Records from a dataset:
====
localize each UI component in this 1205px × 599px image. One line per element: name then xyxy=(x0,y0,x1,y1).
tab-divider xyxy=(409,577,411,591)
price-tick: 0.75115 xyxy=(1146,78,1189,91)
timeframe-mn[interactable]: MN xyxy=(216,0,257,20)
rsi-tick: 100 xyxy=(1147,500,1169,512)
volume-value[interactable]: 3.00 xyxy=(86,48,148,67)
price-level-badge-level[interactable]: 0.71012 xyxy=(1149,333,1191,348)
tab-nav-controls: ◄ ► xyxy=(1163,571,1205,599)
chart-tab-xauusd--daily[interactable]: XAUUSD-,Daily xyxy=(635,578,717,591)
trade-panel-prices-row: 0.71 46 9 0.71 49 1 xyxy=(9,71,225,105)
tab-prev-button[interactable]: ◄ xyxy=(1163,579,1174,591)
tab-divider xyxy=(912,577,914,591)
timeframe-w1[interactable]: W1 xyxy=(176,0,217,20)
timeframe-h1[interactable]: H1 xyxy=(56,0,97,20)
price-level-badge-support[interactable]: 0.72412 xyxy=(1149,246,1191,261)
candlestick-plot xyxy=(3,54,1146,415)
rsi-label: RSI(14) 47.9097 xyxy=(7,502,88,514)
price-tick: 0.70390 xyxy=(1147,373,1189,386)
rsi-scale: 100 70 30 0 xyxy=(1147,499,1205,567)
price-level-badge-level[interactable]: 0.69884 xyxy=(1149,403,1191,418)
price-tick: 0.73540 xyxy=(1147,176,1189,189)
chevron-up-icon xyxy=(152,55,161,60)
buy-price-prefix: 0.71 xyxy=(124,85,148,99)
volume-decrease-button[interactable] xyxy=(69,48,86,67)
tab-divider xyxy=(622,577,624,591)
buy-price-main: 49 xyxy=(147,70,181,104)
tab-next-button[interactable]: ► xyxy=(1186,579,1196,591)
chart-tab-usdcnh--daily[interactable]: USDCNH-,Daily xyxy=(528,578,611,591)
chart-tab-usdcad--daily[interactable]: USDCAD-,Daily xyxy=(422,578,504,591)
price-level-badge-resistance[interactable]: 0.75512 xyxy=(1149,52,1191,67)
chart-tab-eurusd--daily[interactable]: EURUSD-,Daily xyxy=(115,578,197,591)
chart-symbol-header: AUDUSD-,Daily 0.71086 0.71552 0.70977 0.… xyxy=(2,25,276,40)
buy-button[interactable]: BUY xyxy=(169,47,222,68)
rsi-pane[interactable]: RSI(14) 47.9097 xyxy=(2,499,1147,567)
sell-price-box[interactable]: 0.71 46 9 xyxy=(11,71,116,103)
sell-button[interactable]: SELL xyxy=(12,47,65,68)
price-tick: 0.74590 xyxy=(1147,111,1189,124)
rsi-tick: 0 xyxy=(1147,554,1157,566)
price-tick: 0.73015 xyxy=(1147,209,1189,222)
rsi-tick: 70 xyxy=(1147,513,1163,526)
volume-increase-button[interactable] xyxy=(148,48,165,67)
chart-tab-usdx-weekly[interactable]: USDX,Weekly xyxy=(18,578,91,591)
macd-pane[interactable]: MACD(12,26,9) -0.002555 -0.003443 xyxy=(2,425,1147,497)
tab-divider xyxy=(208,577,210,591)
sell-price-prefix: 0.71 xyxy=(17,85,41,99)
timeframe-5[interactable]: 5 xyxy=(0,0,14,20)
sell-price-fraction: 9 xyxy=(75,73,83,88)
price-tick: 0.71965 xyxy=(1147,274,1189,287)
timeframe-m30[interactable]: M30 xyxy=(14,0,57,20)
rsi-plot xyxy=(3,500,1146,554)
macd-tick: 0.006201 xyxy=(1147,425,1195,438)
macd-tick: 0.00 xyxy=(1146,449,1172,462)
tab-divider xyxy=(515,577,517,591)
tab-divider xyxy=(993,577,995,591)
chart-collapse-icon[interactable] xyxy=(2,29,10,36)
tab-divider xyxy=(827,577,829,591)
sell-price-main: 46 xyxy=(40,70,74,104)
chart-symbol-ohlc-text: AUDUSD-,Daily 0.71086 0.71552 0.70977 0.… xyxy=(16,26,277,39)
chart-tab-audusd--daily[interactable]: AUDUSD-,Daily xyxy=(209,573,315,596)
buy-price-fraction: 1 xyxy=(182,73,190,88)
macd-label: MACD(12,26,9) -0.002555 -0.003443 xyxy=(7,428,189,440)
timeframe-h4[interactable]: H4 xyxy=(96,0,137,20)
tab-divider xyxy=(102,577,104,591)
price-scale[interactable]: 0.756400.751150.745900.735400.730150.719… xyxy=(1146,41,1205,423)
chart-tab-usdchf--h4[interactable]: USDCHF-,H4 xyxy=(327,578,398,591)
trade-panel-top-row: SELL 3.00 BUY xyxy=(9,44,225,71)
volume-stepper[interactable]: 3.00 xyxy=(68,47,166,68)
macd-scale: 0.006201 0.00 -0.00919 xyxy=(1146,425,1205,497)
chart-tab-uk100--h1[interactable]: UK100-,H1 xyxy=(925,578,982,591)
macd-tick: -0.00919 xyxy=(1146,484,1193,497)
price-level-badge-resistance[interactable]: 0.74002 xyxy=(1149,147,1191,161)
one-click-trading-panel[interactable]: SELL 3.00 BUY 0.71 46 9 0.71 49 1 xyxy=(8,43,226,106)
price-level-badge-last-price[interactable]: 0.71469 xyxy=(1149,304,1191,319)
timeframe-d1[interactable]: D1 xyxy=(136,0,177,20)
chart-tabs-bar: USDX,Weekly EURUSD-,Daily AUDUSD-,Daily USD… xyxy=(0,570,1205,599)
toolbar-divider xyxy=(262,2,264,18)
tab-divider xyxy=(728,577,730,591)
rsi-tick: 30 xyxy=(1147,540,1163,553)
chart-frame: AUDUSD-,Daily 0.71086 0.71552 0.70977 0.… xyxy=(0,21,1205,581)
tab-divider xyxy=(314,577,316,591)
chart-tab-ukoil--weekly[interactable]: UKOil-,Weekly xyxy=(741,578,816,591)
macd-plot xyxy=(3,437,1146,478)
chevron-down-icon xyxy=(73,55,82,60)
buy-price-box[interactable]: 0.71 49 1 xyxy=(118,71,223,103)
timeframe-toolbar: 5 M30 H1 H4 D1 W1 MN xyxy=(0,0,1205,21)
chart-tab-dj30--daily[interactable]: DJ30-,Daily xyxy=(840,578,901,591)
====
| SET PROBLEM |
Could you reproduce the material, substituting "tab-separator" for each "tab-divider" and leaving everything else unchanged?

| WORKED SOLUTION |
localize each UI component in this 1205px × 599px image. One line per element: name then xyxy=(x0,y0,x1,y1).
tab-separator xyxy=(409,577,411,591)
price-tick: 0.75115 xyxy=(1146,78,1189,91)
timeframe-mn[interactable]: MN xyxy=(216,0,257,20)
rsi-tick: 100 xyxy=(1147,500,1169,512)
volume-value[interactable]: 3.00 xyxy=(86,48,148,67)
price-level-badge-level[interactable]: 0.71012 xyxy=(1149,333,1191,348)
tab-nav-controls: ◄ ► xyxy=(1163,571,1205,599)
chart-tab-xauusd--daily[interactable]: XAUUSD-,Daily xyxy=(635,578,717,591)
trade-panel-prices-row: 0.71 46 9 0.71 49 1 xyxy=(9,71,225,105)
tab-prev-button[interactable]: ◄ xyxy=(1163,579,1174,591)
tab-separator xyxy=(912,577,914,591)
timeframe-w1[interactable]: W1 xyxy=(176,0,217,20)
timeframe-h1[interactable]: H1 xyxy=(56,0,97,20)
price-level-badge-support[interactable]: 0.72412 xyxy=(1149,246,1191,261)
candlestick-plot xyxy=(3,54,1146,415)
rsi-label: RSI(14) 47.9097 xyxy=(7,502,88,514)
price-tick: 0.70390 xyxy=(1147,373,1189,386)
rsi-scale: 100 70 30 0 xyxy=(1147,499,1205,567)
price-level-badge-level[interactable]: 0.69884 xyxy=(1149,403,1191,418)
price-tick: 0.73540 xyxy=(1147,176,1189,189)
chevron-up-icon xyxy=(152,55,161,60)
buy-price-prefix: 0.71 xyxy=(124,85,148,99)
volume-decrease-button[interactable] xyxy=(69,48,86,67)
tab-separator xyxy=(622,577,624,591)
buy-price-main: 49 xyxy=(147,70,181,104)
tab-next-button[interactable]: ► xyxy=(1186,579,1196,591)
chart-tab-usdcnh--daily[interactable]: USDCNH-,Daily xyxy=(528,578,611,591)
chart-tab-usdcad--daily[interactable]: USDCAD-,Daily xyxy=(422,578,504,591)
price-level-badge-resistance[interactable]: 0.75512 xyxy=(1149,52,1191,67)
chart-tab-eurusd--daily[interactable]: EURUSD-,Daily xyxy=(115,578,197,591)
chart-symbol-header: AUDUSD-,Daily 0.71086 0.71552 0.70977 0.… xyxy=(2,25,276,40)
buy-button[interactable]: BUY xyxy=(169,47,222,68)
rsi-pane[interactable]: RSI(14) 47.9097 xyxy=(2,499,1147,567)
sell-price-box[interactable]: 0.71 46 9 xyxy=(11,71,116,103)
sell-button[interactable]: SELL xyxy=(12,47,65,68)
price-tick: 0.74590 xyxy=(1147,111,1189,124)
rsi-tick: 0 xyxy=(1147,554,1157,566)
price-tick: 0.73015 xyxy=(1147,209,1189,222)
rsi-tick: 70 xyxy=(1147,513,1163,526)
volume-increase-button[interactable] xyxy=(148,48,165,67)
chart-tab-usdx-weekly[interactable]: USDX,Weekly xyxy=(18,578,91,591)
macd-pane[interactable]: MACD(12,26,9) -0.002555 -0.003443 xyxy=(2,425,1147,497)
tab-separator xyxy=(208,577,210,591)
sell-price-prefix: 0.71 xyxy=(17,85,41,99)
timeframe-5[interactable]: 5 xyxy=(0,0,14,20)
sell-price-fraction: 9 xyxy=(75,73,83,88)
price-tick: 0.71965 xyxy=(1147,274,1189,287)
timeframe-m30[interactable]: M30 xyxy=(14,0,57,20)
rsi-plot xyxy=(3,500,1146,554)
macd-tick: 0.006201 xyxy=(1147,425,1195,438)
macd-tick: 0.00 xyxy=(1146,449,1172,462)
tab-separator xyxy=(515,577,517,591)
tab-separator xyxy=(993,577,995,591)
chart-collapse-icon[interactable] xyxy=(2,29,10,36)
tab-separator xyxy=(827,577,829,591)
sell-price-main: 46 xyxy=(40,70,74,104)
chart-symbol-ohlc-text: AUDUSD-,Daily 0.71086 0.71552 0.70977 0.… xyxy=(16,26,277,39)
chart-tab-audusd--daily[interactable]: AUDUSD-,Daily xyxy=(209,573,315,596)
buy-price-fraction: 1 xyxy=(182,73,190,88)
macd-label: MACD(12,26,9) -0.002555 -0.003443 xyxy=(7,428,189,440)
timeframe-h4[interactable]: H4 xyxy=(96,0,137,20)
tab-separator xyxy=(102,577,104,591)
price-scale[interactable]: 0.756400.751150.745900.735400.730150.719… xyxy=(1146,41,1205,423)
chart-tab-usdchf--h4[interactable]: USDCHF-,H4 xyxy=(327,578,398,591)
trade-panel-top-row: SELL 3.00 BUY xyxy=(9,44,225,71)
volume-stepper[interactable]: 3.00 xyxy=(68,47,166,68)
macd-scale: 0.006201 0.00 -0.00919 xyxy=(1146,425,1205,497)
chart-tab-uk100--h1[interactable]: UK100-,H1 xyxy=(925,578,982,591)
macd-tick: -0.00919 xyxy=(1146,484,1193,497)
price-level-badge-resistance[interactable]: 0.74002 xyxy=(1149,147,1191,161)
one-click-trading-panel[interactable]: SELL 3.00 BUY 0.71 46 9 0.71 49 1 xyxy=(8,43,226,106)
price-level-badge-last-price[interactable]: 0.71469 xyxy=(1149,304,1191,319)
timeframe-d1[interactable]: D1 xyxy=(136,0,177,20)
chart-tabs-bar: USDX,Weekly EURUSD-,Daily AUDUSD-,Daily USD… xyxy=(0,570,1205,599)
toolbar-divider xyxy=(262,2,264,18)
tab-separator xyxy=(728,577,730,591)
rsi-tick: 30 xyxy=(1147,540,1163,553)
chart-frame: AUDUSD-,Daily 0.71086 0.71552 0.70977 0.… xyxy=(0,21,1205,581)
tab-separator xyxy=(314,577,316,591)
chart-tab-ukoil--weekly[interactable]: UKOil-,Weekly xyxy=(741,578,816,591)
macd-plot xyxy=(3,437,1146,478)
chevron-down-icon xyxy=(73,55,82,60)
buy-price-box[interactable]: 0.71 49 1 xyxy=(118,71,223,103)
timeframe-toolbar: 5 M30 H1 H4 D1 W1 MN xyxy=(0,0,1205,21)
chart-tab-dj30--daily[interactable]: DJ30-,Daily xyxy=(840,578,901,591)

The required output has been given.